--- START Passage to read ---
Re: ADMS/6000 and NFS

Dean Roy <DEAN AT ALPHA.UWINDSOR DOT CA> wrote:

>I am currently looking at ADSM/6000 as a possible storage management
>solution for our shop.
>
>I am looking for information on how ADSM works with file systems that
>are mounted via NFS. My situation is this:
>
>        I have users who use one machine and think the files are local but
>in reality they are NFS mounted from a central NFS server. Users are
>not allowed to logon to the central NFS server. My concern is how ADSM
>handles this situation. Which machine would backups be run from - the
>NFS server or client? Does ADSM allow a user on the client machine to
>restore a file to the NFS server?

We are new ADSM users and encounter this as a problem, although a solvable -
or at least "workable-around" - one. We have got the impression that ADSM
was first and foremost designed for a collection of *individual* PCs and
workstations and that the support of clusters is still somewhat
half-hearted. In discussions with IBM we felt that clusters as they exist in
universities (we, too, are a university computer centre) are slowly getting
into focus in ADSM development but I leave it up to them to display their
plans.

For these discussions, I have prepared a paper that identifies the typical
problems one might encounter in environments like yours and ours. The
purpose of this paper explains its critical undertone. I append my paper to
this letter.
--- END Passage to read ---
--- START Raw data ---
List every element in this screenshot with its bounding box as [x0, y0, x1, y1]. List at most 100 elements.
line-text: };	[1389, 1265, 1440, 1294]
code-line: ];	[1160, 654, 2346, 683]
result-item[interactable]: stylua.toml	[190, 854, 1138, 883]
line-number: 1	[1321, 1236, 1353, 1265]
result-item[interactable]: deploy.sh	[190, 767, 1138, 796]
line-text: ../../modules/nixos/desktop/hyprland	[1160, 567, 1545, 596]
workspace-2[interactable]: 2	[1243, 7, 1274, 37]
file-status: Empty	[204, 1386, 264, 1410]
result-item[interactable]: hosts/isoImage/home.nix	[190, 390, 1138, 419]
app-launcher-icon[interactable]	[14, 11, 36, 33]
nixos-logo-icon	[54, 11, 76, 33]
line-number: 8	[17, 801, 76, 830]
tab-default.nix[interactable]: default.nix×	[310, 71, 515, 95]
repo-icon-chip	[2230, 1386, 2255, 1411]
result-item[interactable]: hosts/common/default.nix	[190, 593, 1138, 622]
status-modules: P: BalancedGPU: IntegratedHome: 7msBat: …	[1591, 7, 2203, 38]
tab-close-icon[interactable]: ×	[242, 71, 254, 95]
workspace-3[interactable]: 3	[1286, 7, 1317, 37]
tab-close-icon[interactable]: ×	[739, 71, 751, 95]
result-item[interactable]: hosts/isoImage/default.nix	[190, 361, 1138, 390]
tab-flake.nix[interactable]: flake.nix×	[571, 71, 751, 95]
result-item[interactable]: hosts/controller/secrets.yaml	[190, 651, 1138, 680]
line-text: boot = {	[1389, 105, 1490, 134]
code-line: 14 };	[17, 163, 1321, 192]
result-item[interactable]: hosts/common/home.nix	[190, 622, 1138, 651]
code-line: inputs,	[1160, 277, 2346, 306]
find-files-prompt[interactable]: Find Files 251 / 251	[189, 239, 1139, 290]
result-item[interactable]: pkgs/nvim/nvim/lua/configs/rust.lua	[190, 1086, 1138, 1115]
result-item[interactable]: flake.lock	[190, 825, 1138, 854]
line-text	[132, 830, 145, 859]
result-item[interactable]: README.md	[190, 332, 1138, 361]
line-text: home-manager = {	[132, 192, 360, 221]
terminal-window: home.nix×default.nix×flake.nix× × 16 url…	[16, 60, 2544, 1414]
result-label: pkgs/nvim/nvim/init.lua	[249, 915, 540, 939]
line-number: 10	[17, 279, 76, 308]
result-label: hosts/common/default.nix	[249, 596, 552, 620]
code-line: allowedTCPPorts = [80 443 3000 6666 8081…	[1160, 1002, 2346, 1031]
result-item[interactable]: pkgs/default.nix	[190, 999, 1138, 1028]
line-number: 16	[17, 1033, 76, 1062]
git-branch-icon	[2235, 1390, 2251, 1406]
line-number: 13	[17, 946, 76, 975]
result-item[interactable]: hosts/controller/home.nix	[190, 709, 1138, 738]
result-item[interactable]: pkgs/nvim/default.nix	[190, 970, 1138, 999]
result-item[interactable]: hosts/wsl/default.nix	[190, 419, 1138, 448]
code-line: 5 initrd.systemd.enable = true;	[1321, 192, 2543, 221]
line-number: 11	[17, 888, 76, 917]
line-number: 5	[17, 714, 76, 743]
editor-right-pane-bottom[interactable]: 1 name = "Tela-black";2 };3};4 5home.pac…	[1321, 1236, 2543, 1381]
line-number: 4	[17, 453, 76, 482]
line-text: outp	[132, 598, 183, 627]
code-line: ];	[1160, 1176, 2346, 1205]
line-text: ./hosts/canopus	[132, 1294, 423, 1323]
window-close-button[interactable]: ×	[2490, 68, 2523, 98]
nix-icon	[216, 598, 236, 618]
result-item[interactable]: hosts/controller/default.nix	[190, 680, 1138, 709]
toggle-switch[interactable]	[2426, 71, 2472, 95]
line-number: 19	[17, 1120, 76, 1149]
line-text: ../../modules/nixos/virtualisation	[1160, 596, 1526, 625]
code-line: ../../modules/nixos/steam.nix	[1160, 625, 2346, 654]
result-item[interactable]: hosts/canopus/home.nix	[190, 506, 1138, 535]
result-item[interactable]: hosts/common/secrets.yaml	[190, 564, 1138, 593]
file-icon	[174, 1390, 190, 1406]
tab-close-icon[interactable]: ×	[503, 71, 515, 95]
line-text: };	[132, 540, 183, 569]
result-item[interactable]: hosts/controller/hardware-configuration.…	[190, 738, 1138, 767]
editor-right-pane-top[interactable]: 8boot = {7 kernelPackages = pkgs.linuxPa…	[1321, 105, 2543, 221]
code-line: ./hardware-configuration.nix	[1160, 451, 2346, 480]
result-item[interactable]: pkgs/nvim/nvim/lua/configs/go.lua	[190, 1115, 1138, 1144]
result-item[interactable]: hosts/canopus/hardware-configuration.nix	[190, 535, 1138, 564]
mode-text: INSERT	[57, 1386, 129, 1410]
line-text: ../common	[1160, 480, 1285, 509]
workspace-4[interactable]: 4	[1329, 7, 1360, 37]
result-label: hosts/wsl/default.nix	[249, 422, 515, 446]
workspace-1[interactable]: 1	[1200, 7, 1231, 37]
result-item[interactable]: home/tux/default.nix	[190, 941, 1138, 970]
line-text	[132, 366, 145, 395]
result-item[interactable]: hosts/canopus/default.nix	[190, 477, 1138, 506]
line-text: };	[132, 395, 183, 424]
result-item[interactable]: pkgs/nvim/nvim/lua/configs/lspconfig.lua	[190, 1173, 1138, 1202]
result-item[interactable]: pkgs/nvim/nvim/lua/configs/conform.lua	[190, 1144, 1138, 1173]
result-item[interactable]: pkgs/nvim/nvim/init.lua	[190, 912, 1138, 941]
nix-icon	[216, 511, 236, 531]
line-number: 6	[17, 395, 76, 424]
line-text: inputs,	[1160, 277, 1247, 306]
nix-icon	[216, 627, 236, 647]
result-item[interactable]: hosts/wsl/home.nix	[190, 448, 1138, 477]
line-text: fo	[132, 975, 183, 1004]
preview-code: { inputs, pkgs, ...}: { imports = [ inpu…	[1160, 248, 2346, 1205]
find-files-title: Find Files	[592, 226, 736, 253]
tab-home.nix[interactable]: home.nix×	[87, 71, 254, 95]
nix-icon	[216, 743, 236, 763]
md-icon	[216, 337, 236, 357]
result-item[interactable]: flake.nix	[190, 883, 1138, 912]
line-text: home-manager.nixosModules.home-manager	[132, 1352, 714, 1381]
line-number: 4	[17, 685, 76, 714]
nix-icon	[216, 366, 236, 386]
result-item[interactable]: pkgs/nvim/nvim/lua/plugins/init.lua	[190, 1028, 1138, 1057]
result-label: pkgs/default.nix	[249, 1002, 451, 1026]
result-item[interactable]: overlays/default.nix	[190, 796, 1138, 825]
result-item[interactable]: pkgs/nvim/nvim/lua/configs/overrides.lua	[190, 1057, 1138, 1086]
--- END Raw data ---
• _Challenge 1_:
Translate this sentence from the forum post about ADSM and NFS into Spanish: "Users are not allowed to logon to the central NFS server."
• _Challenge 2_:
Please transcribe everything in the forum post about ADSM and NFS from "Dean Roy <DEAN" down to "the NFS server?".
The listing is separate material from the forum post about ADSM and NFS.

• _Complete response 1_:
Los usuarios no tienen permitido iniciar sesión en el servidor NFS central.

• _Complete response 2_:
Dean Roy <DEAN AT ALPHA.UWINDSOR DOT CA> wrote:

>I am currently looking at ADSM/6000 as a possible storage management
>solution for our shop.
>
>I am looking for information on how ADSM works with file systems that
>are mounted via NFS. My situation is this:
>
>        I have users who use one machine and think the files are local but
>in reality they are NFS mounted from a central NFS server. Users are
>not allowed to logon to the central NFS server. My concern is how ADSM
>handles this situation. Which machine would backups be run from - the
>NFS server or client? Does ADSM allow a user on the client machine to
>restore a file to the NFS server?